Answer with one number: how many lines have "this".

************

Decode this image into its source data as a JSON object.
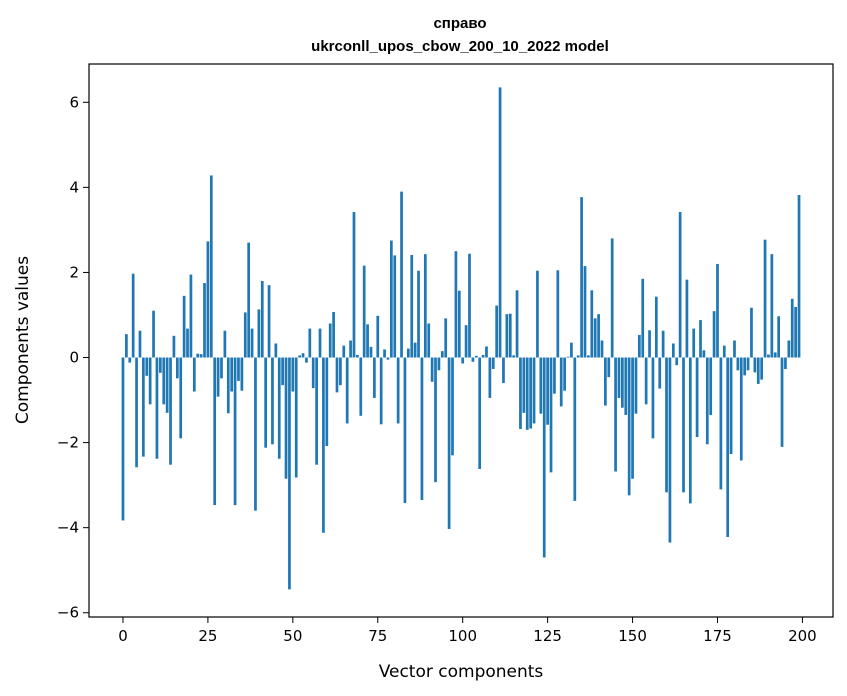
{
  "chart_data": {
    "type": "bar",
    "title": "справо",
    "subtitle": "ukrconll_upos_cbow_200_10_2022 model",
    "xlabel": "Vector components",
    "ylabel": "Components values",
    "xlim": [
      -10,
      209
    ],
    "ylim": [
      -6.1,
      6.9
    ],
    "xticks": [
      0,
      25,
      50,
      75,
      100,
      125,
      150,
      175,
      200
    ],
    "yticks": [
      -6,
      -4,
      -2,
      0,
      2,
      4,
      6
    ],
    "grid": false,
    "bar_color": "#1f77b4",
    "values": [
      -3.83,
      0.55,
      -0.12,
      1.97,
      -2.58,
      0.63,
      -2.33,
      -0.43,
      -1.1,
      1.1,
      -2.38,
      -0.36,
      -1.1,
      -1.3,
      -2.52,
      0.51,
      -0.49,
      -1.9,
      1.45,
      0.68,
      1.95,
      -0.8,
      0.09,
      0.08,
      1.75,
      2.73,
      4.28,
      -3.47,
      -0.92,
      -0.49,
      0.63,
      -1.31,
      -0.8,
      -3.47,
      -0.55,
      -0.78,
      1.06,
      2.7,
      0.68,
      -3.6,
      1.13,
      1.8,
      -2.12,
      1.7,
      -2.04,
      0.33,
      -2.38,
      -0.65,
      -2.85,
      -5.45,
      -0.8,
      -2.82,
      0.05,
      0.1,
      -0.12,
      0.68,
      -0.72,
      -2.52,
      0.68,
      -4.12,
      -2.08,
      0.8,
      1.07,
      -0.82,
      -0.65,
      0.28,
      -1.55,
      0.4,
      3.42,
      0.06,
      -1.37,
      2.16,
      0.78,
      0.25,
      -0.95,
      0.98,
      -1.57,
      0.19,
      -0.05,
      2.75,
      2.4,
      -1.55,
      3.9,
      -3.42,
      0.21,
      2.41,
      0.35,
      2.04,
      -3.35,
      2.43,
      0.8,
      -0.57,
      -2.93,
      -0.3,
      0.15,
      0.92,
      -4.03,
      -2.3,
      2.5,
      1.57,
      -0.14,
      0.76,
      2.44,
      -0.1,
      0.04,
      -2.62,
      0.06,
      0.26,
      -0.95,
      -0.27,
      1.22,
      6.35,
      -0.6,
      1.02,
      1.03,
      0.05,
      1.58,
      -1.68,
      -1.3,
      -1.7,
      -1.67,
      -1.55,
      2.04,
      -1.32,
      -4.7,
      -1.58,
      -2.7,
      -0.85,
      2.05,
      -1.15,
      -0.78,
      0.02,
      0.35,
      -3.37,
      0.05,
      3.77,
      2.15,
      0.05,
      1.58,
      0.92,
      1.02,
      0.4,
      -1.13,
      -0.46,
      2.8,
      -2.68,
      -0.95,
      -1.18,
      -1.35,
      -3.24,
      -2.85,
      -1.32,
      0.53,
      1.85,
      -1.1,
      0.64,
      -1.9,
      1.43,
      -0.73,
      0.63,
      -3.17,
      -4.35,
      0.33,
      -0.18,
      3.42,
      -3.17,
      1.83,
      -3.43,
      0.68,
      -1.87,
      0.88,
      0.17,
      -2.04,
      -1.35,
      1.09,
      2.2,
      -3.1,
      0.28,
      -4.22,
      -2.27,
      0.4,
      -0.3,
      -2.42,
      -0.42,
      -0.3,
      1.17,
      -0.35,
      -0.62,
      -0.52,
      2.77,
      0.07,
      2.43,
      0.12,
      0.97,
      -2.1,
      -0.27,
      0.4,
      1.38,
      1.19,
      3.82
    ]
  }
}
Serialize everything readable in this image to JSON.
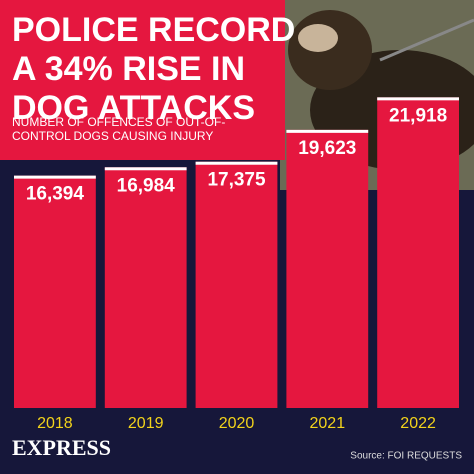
{
  "chart_data": {
    "type": "bar",
    "title_lines": [
      "POLICE RECORD",
      "A 34% RISE IN",
      "DOG ATTACKS"
    ],
    "subtitle_lines": [
      "NUMBER OF OFFENCES OF OUT-OF-",
      "CONTROL DOGS CAUSING INJURY"
    ],
    "categories": [
      "2018",
      "2019",
      "2020",
      "2021",
      "2022"
    ],
    "values": [
      16394,
      16984,
      17375,
      19623,
      21918
    ],
    "value_labels": [
      "16,394",
      "16,984",
      "17,375",
      "19,623",
      "21,918"
    ],
    "color": "#e5173f",
    "ylim": [
      0,
      23000
    ],
    "brand": "EXPRESS",
    "source": "Source: FOI REQUESTS"
  }
}
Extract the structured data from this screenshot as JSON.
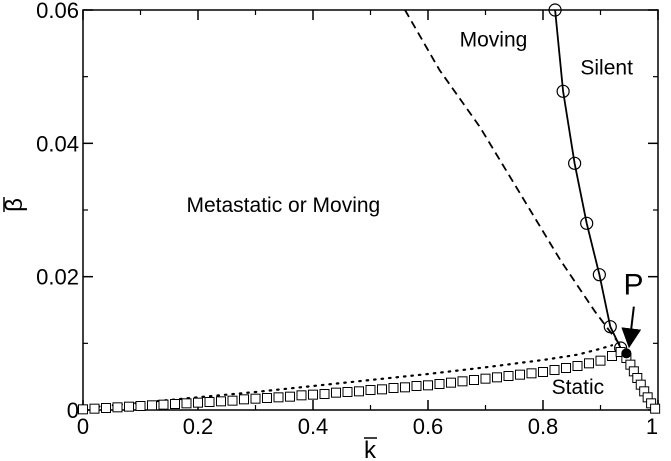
{
  "chart_data": {
    "type": "scatter",
    "xlabel": "k",
    "ylabel": "β",
    "xlim": [
      0,
      1
    ],
    "ylim": [
      0,
      0.06
    ],
    "x_ticks": [
      {
        "value": 0,
        "label": "0"
      },
      {
        "value": 0.2,
        "label": "0.2"
      },
      {
        "value": 0.4,
        "label": "0.4"
      },
      {
        "value": 0.6,
        "label": "0.6"
      },
      {
        "value": 0.8,
        "label": "0.8"
      },
      {
        "value": 1,
        "label": "1"
      }
    ],
    "y_ticks": [
      {
        "value": 0,
        "label": "0"
      },
      {
        "value": 0.02,
        "label": "0.02"
      },
      {
        "value": 0.04,
        "label": "0.04"
      },
      {
        "value": 0.06,
        "label": "0.06"
      }
    ],
    "grid": false,
    "legend": "none",
    "series": [
      {
        "style": "solid-circles",
        "x": [
          0.821,
          0.835,
          0.855,
          0.876,
          0.898,
          0.917,
          0.935,
          0.945
        ],
        "y": [
          0.06,
          0.0478,
          0.037,
          0.028,
          0.0203,
          0.0125,
          0.0093,
          0.0085
        ],
        "curve_x": [
          0.821,
          0.835,
          0.855,
          0.876,
          0.898,
          0.917,
          0.935,
          0.945
        ],
        "curve_y": [
          0.06,
          0.0478,
          0.037,
          0.028,
          0.0203,
          0.0125,
          0.0093,
          0.0085
        ]
      },
      {
        "style": "dashed",
        "x": [
          0.56,
          0.62,
          0.69,
          0.76,
          0.83,
          0.89,
          0.945
        ],
        "y": [
          0.06,
          0.051,
          0.0425,
          0.0325,
          0.0225,
          0.0148,
          0.0085
        ]
      },
      {
        "style": "dotted",
        "x": [
          0,
          0.1,
          0.2,
          0.3,
          0.4,
          0.5,
          0.6,
          0.7,
          0.8,
          0.86,
          0.9,
          0.92
        ],
        "y": [
          0.0003,
          0.0011,
          0.0019,
          0.0027,
          0.0036,
          0.0045,
          0.0054,
          0.0064,
          0.0075,
          0.0083,
          0.0092,
          0.0097
        ]
      },
      {
        "style": "squares",
        "x": [
          0,
          0.02,
          0.04,
          0.06,
          0.08,
          0.1,
          0.12,
          0.14,
          0.16,
          0.18,
          0.2,
          0.22,
          0.24,
          0.26,
          0.28,
          0.3,
          0.32,
          0.34,
          0.36,
          0.38,
          0.4,
          0.42,
          0.44,
          0.46,
          0.48,
          0.5,
          0.52,
          0.54,
          0.56,
          0.58,
          0.6,
          0.62,
          0.64,
          0.66,
          0.68,
          0.7,
          0.72,
          0.74,
          0.76,
          0.78,
          0.8,
          0.82,
          0.84,
          0.86,
          0.88,
          0.9,
          0.92,
          0.935,
          0.945,
          0.952,
          0.958,
          0.964,
          0.97,
          0.976,
          0.982,
          0.988,
          0.995
        ],
        "y": [
          0.0001,
          0.0002,
          0.0003,
          0.0004,
          0.0005,
          0.0006,
          0.0007,
          0.0008,
          0.0009,
          0.001,
          0.0011,
          0.0012,
          0.0013,
          0.0014,
          0.0016,
          0.0017,
          0.0018,
          0.0019,
          0.002,
          0.0022,
          0.0023,
          0.0024,
          0.0026,
          0.0027,
          0.0028,
          0.003,
          0.0031,
          0.0033,
          0.0034,
          0.0036,
          0.0037,
          0.0039,
          0.0041,
          0.0043,
          0.0045,
          0.0047,
          0.0049,
          0.0051,
          0.0053,
          0.0055,
          0.0057,
          0.006,
          0.0063,
          0.0066,
          0.007,
          0.0074,
          0.0081,
          0.0087,
          0.0078,
          0.0068,
          0.0058,
          0.0048,
          0.0038,
          0.0028,
          0.0019,
          0.001,
          0.0002
        ]
      }
    ],
    "point_P": {
      "x": 0.945,
      "y": 0.0085
    },
    "annotations": [
      {
        "text": "Moving",
        "x": 0.655,
        "y": 0.0545
      },
      {
        "text": "Silent",
        "x": 0.865,
        "y": 0.0503
      },
      {
        "text": "Metastatic or Moving",
        "x": 0.18,
        "y": 0.0297
      },
      {
        "text": "Static",
        "x": 0.815,
        "y": 0.0024
      },
      {
        "text": "P",
        "x": 0.94,
        "y": 0.0173
      }
    ]
  }
}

************

- _Response below_: 3